→ SET TASK
Reproduce the following material line for line, starting with its first line and ending after the line that contains "waffle-cell: [304, 271, 315, 282]", with both of those lines included.

→ INPUT DATA
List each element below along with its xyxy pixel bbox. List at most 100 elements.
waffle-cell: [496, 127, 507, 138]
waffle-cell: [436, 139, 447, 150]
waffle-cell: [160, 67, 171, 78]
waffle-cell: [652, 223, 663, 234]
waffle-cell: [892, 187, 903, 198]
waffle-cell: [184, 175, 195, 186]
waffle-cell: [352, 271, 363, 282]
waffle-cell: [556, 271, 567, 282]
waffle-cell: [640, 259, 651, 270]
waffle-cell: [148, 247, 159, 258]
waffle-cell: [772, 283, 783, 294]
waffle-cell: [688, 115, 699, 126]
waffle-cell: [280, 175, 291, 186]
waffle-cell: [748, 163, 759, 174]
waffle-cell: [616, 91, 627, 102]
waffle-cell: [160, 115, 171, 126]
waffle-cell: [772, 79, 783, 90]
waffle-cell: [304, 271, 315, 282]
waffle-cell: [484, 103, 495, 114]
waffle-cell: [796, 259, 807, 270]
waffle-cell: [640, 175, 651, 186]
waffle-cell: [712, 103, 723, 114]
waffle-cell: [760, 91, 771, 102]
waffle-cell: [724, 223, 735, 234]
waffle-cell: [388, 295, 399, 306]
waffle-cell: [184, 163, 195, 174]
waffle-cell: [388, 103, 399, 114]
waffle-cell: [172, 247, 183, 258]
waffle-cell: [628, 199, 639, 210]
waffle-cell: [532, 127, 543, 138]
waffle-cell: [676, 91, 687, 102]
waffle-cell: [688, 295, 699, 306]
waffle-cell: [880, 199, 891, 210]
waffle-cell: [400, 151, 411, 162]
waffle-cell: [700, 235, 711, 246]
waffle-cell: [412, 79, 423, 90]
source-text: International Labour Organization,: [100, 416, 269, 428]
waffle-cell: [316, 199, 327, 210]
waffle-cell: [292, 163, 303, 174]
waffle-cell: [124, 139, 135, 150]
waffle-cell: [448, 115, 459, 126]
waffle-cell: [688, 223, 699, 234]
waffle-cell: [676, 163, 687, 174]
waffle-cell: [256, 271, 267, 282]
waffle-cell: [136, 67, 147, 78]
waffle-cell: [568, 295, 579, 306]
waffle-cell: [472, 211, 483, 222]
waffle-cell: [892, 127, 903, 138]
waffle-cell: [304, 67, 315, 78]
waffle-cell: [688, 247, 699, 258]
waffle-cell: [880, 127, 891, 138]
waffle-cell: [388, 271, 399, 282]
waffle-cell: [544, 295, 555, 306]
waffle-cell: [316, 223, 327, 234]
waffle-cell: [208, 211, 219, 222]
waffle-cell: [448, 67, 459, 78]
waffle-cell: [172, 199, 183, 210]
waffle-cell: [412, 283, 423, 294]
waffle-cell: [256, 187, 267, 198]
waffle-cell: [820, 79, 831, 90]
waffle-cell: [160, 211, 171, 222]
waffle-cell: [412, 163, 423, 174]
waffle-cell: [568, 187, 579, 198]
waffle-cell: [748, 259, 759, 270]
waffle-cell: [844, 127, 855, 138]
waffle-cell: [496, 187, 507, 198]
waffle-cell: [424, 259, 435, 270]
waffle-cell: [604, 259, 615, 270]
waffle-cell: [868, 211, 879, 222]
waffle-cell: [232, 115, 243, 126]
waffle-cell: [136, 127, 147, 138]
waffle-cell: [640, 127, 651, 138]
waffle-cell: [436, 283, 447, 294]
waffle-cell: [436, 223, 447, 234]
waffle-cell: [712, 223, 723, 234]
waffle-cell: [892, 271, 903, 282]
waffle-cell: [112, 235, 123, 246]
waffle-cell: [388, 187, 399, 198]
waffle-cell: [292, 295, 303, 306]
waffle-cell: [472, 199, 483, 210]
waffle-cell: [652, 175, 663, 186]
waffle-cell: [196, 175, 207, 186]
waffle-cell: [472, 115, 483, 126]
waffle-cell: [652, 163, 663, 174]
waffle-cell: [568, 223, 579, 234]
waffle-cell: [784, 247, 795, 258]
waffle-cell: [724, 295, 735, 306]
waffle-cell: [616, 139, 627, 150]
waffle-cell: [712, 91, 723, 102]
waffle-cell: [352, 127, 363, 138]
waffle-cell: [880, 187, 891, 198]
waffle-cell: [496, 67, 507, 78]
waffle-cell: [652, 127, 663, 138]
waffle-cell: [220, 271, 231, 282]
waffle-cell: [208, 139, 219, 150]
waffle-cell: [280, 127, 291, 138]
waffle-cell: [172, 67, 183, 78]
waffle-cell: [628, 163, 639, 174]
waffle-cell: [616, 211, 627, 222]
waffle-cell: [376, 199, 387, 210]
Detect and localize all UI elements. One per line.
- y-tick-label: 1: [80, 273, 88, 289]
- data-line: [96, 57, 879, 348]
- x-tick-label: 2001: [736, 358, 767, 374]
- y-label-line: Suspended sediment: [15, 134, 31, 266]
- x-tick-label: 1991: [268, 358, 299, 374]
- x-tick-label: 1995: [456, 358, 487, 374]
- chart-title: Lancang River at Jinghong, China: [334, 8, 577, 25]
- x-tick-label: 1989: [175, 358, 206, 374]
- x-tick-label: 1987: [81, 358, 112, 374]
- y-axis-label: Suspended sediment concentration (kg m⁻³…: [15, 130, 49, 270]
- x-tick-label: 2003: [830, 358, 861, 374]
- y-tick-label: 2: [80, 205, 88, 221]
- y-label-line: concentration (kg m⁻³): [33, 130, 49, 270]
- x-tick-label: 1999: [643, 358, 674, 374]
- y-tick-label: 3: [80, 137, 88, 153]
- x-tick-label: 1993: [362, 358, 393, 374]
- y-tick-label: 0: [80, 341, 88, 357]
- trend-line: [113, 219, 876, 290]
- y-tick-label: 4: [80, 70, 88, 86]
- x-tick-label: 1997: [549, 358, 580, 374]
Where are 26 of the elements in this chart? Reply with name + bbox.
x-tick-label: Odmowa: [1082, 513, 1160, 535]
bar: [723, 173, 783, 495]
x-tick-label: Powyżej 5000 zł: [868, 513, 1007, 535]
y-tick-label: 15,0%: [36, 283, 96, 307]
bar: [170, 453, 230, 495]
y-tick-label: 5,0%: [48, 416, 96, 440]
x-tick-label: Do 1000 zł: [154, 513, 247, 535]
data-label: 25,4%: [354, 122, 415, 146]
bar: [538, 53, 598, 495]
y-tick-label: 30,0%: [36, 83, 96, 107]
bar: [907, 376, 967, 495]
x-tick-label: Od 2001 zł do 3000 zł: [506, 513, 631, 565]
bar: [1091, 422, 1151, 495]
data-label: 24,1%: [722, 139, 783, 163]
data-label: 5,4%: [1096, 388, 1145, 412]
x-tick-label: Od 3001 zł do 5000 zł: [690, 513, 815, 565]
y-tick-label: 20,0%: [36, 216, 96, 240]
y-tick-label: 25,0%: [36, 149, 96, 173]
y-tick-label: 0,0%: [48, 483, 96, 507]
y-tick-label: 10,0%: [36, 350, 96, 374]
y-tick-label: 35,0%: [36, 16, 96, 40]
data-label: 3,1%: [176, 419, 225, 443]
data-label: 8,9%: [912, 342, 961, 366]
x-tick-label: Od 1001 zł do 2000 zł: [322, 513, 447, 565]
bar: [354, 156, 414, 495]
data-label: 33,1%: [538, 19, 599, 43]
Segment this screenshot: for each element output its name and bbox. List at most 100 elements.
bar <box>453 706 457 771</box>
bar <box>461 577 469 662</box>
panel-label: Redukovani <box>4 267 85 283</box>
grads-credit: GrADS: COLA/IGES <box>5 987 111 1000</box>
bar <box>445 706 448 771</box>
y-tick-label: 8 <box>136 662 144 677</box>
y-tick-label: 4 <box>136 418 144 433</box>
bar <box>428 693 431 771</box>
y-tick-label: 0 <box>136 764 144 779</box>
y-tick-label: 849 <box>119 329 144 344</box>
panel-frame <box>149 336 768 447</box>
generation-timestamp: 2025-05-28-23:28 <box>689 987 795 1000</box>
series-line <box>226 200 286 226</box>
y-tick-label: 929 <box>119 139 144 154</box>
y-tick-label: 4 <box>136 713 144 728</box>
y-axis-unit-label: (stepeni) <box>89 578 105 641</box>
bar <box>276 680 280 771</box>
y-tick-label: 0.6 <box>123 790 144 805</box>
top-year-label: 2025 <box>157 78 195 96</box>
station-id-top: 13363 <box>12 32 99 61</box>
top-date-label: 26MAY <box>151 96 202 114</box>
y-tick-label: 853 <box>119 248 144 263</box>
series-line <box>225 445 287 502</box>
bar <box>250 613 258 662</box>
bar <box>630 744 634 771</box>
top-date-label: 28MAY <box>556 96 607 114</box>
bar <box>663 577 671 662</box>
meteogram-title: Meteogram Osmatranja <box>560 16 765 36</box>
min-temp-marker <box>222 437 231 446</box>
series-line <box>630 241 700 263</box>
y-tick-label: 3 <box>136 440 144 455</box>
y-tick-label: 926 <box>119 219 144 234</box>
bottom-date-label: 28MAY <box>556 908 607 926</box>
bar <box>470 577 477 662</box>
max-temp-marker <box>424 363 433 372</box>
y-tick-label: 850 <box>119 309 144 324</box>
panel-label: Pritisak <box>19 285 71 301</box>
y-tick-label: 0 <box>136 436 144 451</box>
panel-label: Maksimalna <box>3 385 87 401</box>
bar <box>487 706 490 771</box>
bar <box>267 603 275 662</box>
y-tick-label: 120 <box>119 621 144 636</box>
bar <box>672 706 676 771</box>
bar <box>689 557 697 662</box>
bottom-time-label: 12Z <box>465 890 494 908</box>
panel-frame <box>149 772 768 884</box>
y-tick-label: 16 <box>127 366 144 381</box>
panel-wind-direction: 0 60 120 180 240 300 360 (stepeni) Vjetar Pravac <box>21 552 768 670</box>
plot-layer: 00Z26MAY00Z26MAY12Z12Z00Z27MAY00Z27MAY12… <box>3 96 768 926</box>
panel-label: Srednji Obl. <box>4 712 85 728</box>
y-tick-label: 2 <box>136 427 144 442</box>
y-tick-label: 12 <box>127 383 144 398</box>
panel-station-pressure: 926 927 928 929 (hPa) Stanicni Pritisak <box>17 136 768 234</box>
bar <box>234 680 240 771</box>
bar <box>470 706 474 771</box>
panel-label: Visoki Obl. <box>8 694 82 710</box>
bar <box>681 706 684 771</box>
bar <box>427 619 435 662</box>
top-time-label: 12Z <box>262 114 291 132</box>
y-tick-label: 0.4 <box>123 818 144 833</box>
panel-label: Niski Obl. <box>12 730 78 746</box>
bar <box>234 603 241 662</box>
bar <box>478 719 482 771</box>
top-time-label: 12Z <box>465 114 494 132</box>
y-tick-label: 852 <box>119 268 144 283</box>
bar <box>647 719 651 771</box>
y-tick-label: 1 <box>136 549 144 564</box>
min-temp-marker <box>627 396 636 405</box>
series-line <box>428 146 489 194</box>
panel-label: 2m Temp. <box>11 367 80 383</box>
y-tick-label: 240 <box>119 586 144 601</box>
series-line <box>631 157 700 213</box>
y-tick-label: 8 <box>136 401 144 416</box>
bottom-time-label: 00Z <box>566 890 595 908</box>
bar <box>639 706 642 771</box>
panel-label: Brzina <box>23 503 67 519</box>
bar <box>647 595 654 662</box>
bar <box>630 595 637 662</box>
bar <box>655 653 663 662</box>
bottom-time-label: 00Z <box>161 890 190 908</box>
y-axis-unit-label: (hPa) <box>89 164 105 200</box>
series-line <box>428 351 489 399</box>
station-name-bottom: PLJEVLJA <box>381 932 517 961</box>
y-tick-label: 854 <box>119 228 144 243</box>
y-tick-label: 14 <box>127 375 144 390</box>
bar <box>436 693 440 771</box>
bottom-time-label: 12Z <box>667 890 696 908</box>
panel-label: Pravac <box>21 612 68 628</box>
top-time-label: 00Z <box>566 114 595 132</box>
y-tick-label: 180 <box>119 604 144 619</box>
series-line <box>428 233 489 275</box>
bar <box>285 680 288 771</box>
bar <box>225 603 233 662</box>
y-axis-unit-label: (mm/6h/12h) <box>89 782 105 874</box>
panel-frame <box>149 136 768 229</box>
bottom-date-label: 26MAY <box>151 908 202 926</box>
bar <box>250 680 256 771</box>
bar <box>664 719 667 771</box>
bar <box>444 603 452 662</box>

→ SOLVED EXERCISE
List each element below along with its xyxy pixel bbox. List at most 100 elements.
waffle-cell: [496, 127, 507, 138]
waffle-cell: [436, 139, 447, 150]
waffle-cell: [160, 67, 171, 78]
waffle-cell: [652, 223, 663, 234]
waffle-cell: [892, 187, 903, 198]
waffle-cell: [184, 175, 195, 186]
waffle-cell: [352, 271, 363, 282]
waffle-cell: [556, 271, 567, 282]
waffle-cell: [640, 259, 651, 270]
waffle-cell: [148, 247, 159, 258]
waffle-cell: [772, 283, 783, 294]
waffle-cell: [688, 115, 699, 126]
waffle-cell: [280, 175, 291, 186]
waffle-cell: [748, 163, 759, 174]
waffle-cell: [616, 91, 627, 102]
waffle-cell: [160, 115, 171, 126]
waffle-cell: [772, 79, 783, 90]
waffle-cell: [304, 271, 315, 282]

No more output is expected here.